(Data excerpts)
********

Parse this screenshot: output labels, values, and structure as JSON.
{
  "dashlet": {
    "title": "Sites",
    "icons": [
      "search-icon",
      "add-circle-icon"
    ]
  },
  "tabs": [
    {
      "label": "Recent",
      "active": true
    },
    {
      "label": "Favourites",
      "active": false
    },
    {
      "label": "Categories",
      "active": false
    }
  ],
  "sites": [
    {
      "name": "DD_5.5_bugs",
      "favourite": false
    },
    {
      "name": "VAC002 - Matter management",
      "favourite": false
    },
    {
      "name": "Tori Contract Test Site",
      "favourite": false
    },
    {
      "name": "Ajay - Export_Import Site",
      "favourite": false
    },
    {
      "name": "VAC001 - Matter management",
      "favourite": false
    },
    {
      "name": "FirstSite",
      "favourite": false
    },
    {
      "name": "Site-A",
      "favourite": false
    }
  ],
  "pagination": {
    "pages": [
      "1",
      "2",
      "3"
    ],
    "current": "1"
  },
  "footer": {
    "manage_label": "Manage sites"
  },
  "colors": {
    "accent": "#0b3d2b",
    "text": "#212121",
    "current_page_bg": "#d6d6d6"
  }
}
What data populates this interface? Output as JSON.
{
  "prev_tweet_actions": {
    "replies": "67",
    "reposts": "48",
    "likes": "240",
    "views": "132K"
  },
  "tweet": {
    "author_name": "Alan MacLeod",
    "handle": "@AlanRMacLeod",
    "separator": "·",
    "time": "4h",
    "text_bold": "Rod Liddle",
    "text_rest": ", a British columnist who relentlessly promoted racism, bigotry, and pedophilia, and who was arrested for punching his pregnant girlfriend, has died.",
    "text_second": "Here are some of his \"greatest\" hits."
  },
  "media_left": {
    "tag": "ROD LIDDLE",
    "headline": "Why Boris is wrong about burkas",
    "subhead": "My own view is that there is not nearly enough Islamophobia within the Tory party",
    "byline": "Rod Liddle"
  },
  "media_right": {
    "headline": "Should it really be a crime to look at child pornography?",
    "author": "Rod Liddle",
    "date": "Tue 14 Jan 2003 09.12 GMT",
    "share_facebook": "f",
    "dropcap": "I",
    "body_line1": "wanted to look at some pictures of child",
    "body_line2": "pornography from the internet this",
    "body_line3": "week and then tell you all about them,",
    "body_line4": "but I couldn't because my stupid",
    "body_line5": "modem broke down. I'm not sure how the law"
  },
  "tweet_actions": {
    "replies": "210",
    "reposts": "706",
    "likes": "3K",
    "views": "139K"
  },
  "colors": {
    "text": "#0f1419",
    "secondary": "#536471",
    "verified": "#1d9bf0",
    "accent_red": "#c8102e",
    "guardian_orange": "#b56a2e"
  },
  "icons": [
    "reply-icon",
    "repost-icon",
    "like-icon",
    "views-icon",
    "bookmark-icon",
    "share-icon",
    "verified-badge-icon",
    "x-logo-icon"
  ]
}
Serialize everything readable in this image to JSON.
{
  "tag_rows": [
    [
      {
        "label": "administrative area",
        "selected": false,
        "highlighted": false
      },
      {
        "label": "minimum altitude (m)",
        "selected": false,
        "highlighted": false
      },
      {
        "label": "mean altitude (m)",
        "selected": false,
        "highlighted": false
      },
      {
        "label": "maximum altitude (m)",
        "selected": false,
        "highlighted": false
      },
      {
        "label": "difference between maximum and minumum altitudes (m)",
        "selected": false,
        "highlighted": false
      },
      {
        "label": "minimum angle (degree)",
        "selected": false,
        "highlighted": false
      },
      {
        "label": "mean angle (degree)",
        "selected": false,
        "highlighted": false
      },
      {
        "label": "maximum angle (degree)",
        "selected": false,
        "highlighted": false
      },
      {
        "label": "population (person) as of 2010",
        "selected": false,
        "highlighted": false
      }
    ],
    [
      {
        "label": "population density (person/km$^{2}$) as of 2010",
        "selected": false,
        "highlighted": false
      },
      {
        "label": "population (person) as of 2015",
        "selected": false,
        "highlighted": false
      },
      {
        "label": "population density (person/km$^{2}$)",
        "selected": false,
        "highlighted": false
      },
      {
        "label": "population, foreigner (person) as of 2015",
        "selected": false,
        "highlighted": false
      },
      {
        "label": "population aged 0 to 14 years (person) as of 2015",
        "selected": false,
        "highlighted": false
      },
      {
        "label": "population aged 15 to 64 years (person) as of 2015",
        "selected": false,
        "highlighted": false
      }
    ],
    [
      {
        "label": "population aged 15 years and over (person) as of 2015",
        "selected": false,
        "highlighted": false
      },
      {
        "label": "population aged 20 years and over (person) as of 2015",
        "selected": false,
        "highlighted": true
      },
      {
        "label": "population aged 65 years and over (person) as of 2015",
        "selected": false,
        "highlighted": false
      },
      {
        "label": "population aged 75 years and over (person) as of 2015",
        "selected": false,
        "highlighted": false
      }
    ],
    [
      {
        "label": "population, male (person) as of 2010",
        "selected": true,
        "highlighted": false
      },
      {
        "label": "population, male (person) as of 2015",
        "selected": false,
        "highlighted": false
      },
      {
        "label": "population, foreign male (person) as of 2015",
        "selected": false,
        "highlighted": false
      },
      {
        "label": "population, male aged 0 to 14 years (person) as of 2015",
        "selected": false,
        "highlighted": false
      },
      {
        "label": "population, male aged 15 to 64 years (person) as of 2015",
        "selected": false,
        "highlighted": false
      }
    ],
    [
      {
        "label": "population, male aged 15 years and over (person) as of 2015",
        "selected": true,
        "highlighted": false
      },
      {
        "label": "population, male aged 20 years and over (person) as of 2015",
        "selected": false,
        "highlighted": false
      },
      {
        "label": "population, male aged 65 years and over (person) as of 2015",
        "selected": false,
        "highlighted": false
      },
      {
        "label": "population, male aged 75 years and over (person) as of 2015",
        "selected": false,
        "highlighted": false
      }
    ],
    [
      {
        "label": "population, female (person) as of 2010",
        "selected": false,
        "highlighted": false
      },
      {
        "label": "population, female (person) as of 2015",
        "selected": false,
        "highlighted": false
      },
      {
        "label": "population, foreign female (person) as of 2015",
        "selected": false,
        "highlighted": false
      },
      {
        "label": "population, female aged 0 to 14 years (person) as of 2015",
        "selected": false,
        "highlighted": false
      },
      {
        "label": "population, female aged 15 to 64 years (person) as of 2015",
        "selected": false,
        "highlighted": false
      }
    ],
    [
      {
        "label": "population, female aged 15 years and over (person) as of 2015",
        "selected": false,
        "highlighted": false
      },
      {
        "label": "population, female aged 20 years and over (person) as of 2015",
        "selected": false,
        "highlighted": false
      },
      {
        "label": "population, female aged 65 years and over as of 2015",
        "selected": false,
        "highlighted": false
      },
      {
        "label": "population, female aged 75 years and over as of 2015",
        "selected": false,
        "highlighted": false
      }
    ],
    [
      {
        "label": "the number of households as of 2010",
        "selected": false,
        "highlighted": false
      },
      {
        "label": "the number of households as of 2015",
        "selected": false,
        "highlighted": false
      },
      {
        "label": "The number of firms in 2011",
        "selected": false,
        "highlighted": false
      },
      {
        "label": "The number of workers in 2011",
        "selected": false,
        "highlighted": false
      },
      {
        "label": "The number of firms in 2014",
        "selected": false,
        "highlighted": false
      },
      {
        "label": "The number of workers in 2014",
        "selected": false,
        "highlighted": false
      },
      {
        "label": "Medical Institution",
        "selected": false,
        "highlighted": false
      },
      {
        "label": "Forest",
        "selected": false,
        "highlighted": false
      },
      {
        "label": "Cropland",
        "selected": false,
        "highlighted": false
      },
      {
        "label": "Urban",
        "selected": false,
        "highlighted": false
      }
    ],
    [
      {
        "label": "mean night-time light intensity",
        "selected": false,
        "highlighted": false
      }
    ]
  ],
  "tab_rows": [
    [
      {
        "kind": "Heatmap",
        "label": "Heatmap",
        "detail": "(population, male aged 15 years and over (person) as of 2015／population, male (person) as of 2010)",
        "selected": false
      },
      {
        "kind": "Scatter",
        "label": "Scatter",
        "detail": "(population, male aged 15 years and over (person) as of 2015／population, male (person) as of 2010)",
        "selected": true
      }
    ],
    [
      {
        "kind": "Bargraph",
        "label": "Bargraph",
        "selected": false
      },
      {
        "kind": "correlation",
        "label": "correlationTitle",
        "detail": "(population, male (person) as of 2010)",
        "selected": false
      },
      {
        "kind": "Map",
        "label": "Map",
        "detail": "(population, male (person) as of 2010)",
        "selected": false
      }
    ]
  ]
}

********

What to work on —
Go through the preceding material and copy each line that has the word "households".

Reply —
        "label": "the number of households as of 2010",
        "label": "the number of households as of 2015",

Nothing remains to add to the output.